Given task. Scan the listing that follows and report how many lines contain "have". Write the number alone.

Data rows.
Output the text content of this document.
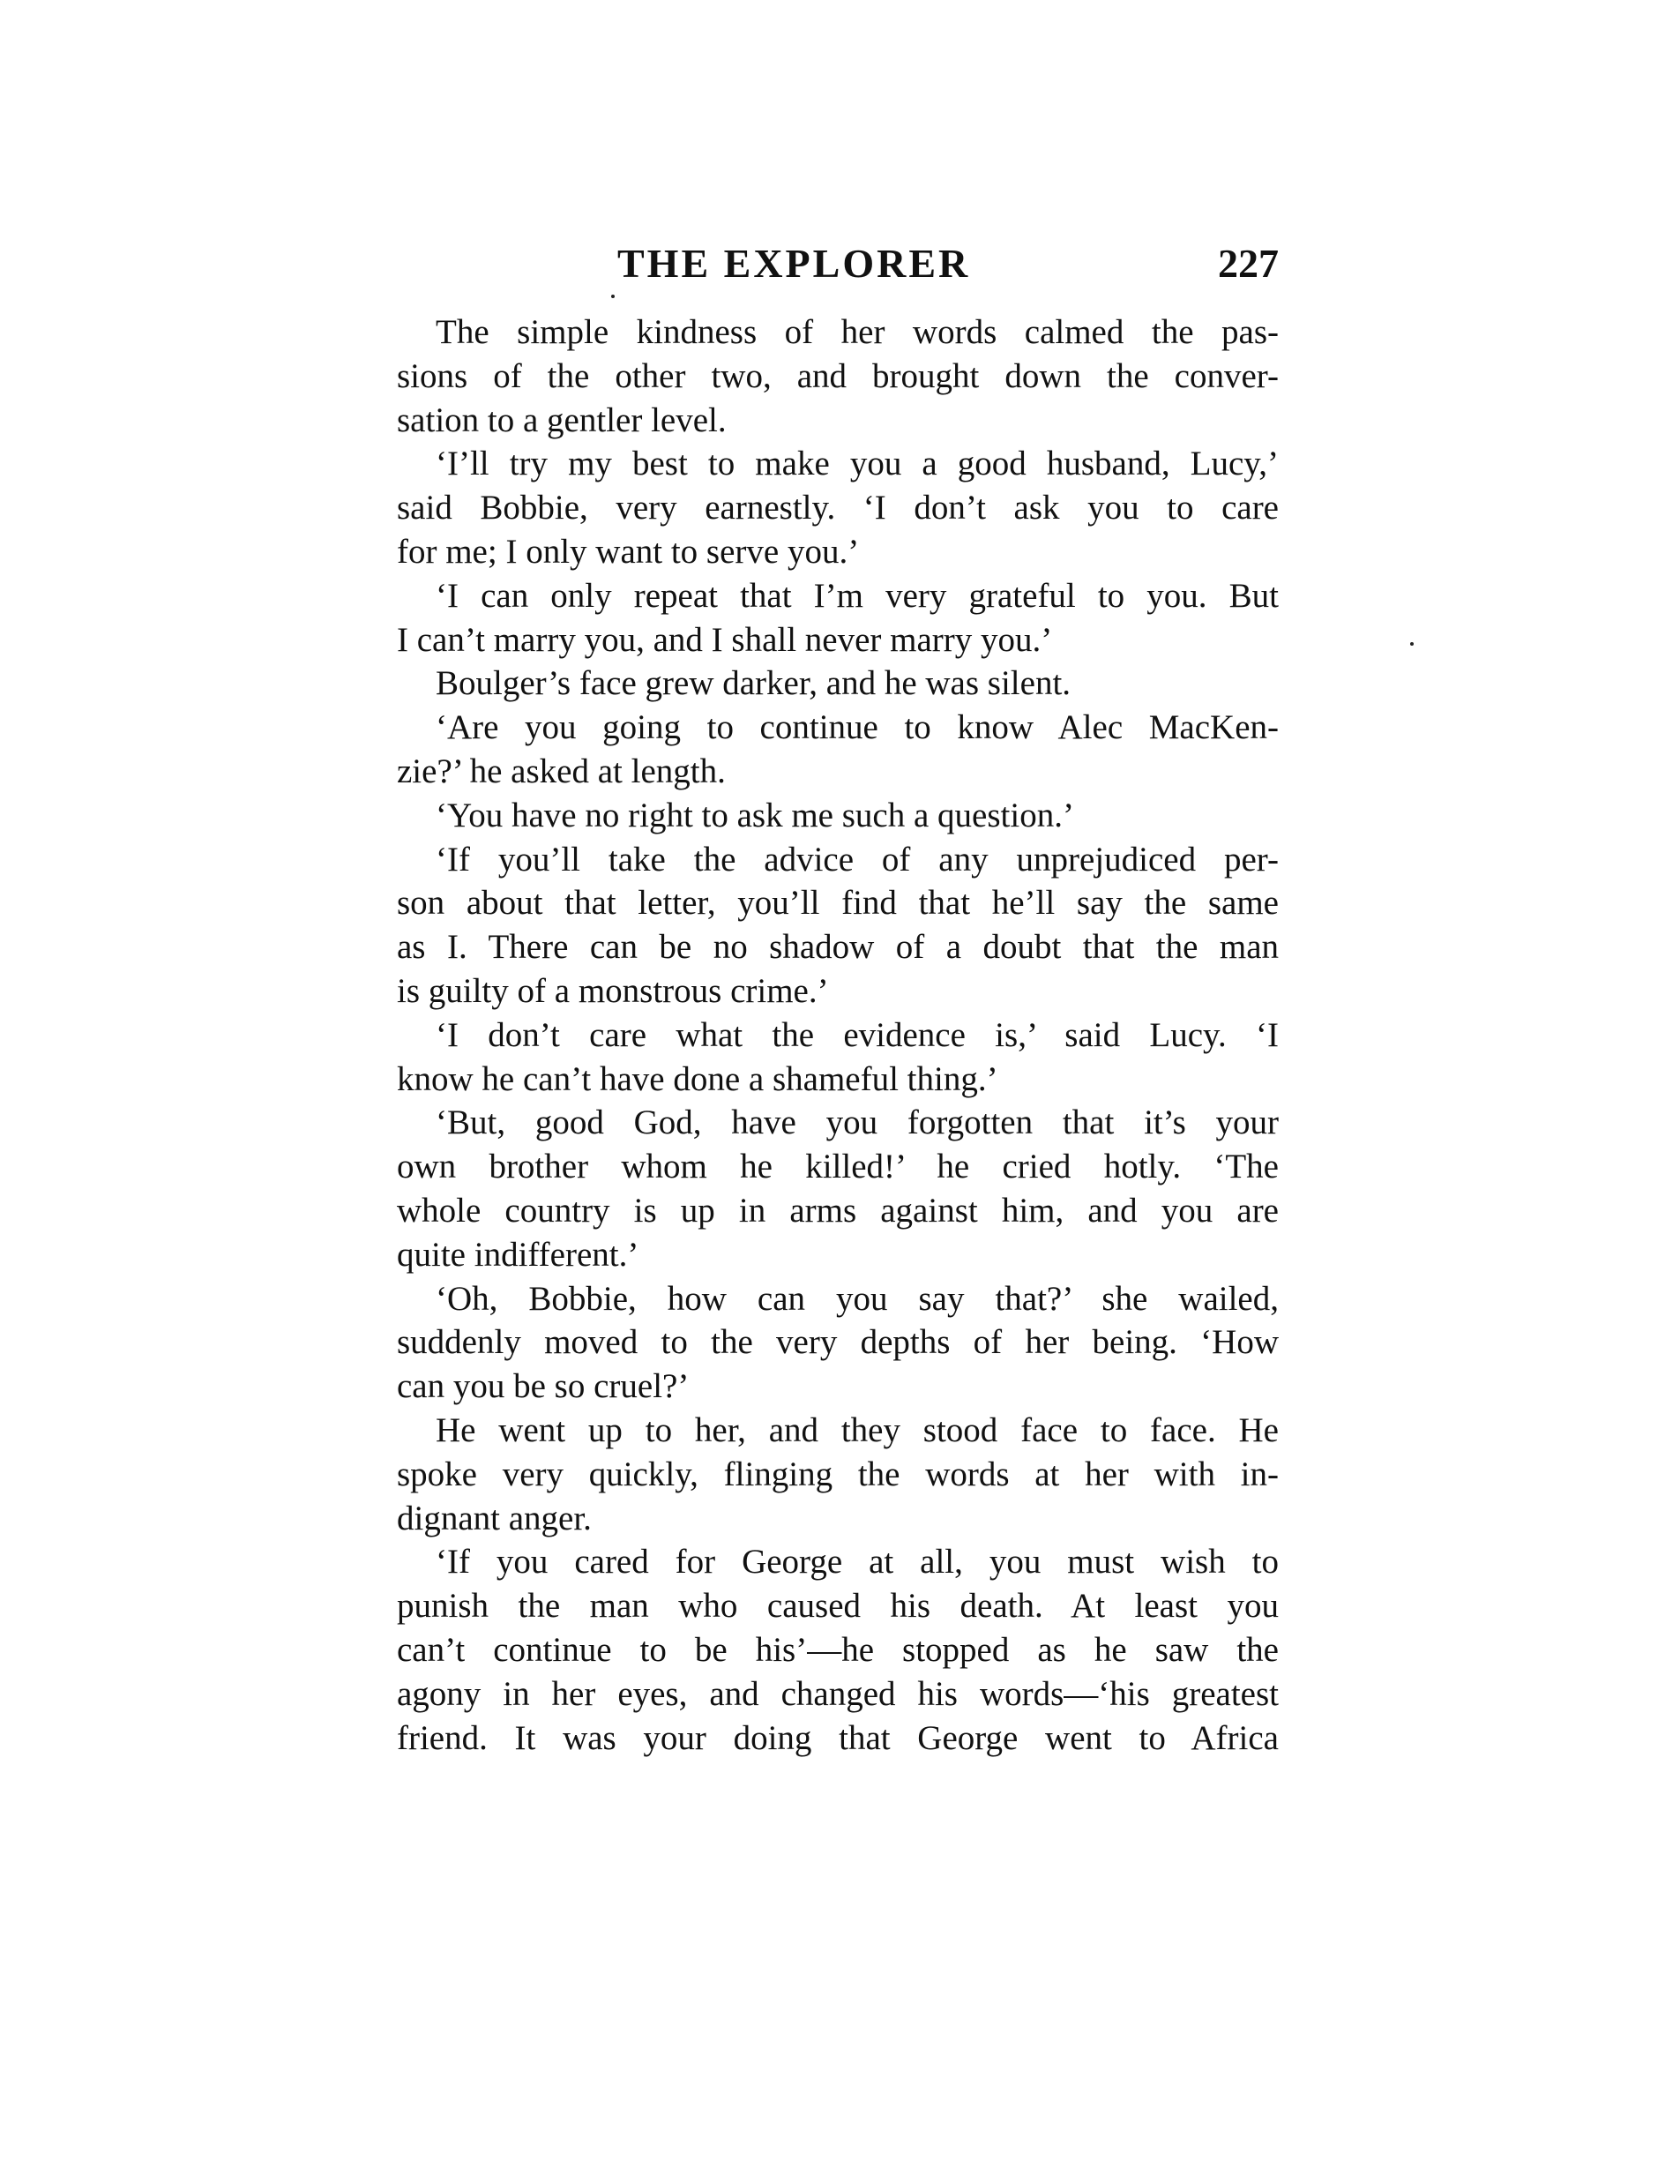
THE EXPLORER	227
The simple kindness of her words calmed the pas-
sions of the other two, and brought down the conver-
sation to a gentler level.
‘I’ll try my best to make you a good husband, Lucy,’
said Bobbie, very earnestly. ‘I don’t ask you to care
for me; I only want to serve you.’
‘I can only repeat that I’m very grateful to you. But
I can’t marry you, and I shall never marry you.’
Boulger’s face grew darker, and he was silent.
‘Are you going to continue to know Alec MacKen-
zie?’ he asked at length.
‘You have no right to ask me such a question.’
‘If you’ll take the advice of any unprejudiced per-
son about that letter, you’ll find that he’ll say the same
as I. There can be no shadow of a doubt that the man
is guilty of a monstrous crime.’
‘I don’t care what the evidence is,’ said Lucy. ‘I
know he can’t have done a shameful thing.’
‘But, good God, have you forgotten that it’s your
own brother whom he killed!’ he cried hotly. ‘The
whole country is up in arms against him, and you are
quite indifferent.’
‘Oh, Bobbie, how can you say that?’ she wailed,
suddenly moved to the very depths of her being. ‘How
can you be so cruel?’
He went up to her, and they stood face to face. He
spoke very quickly, flinging the words at her with in-
dignant anger.
‘If you cared for George at all, you must wish to
punish the man who caused his death. At least you
can’t continue to be his’—he stopped as he saw the
agony in her eyes, and changed his words—‘his greatest
friend. It was your doing that George went to Africa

Answer to this task. 3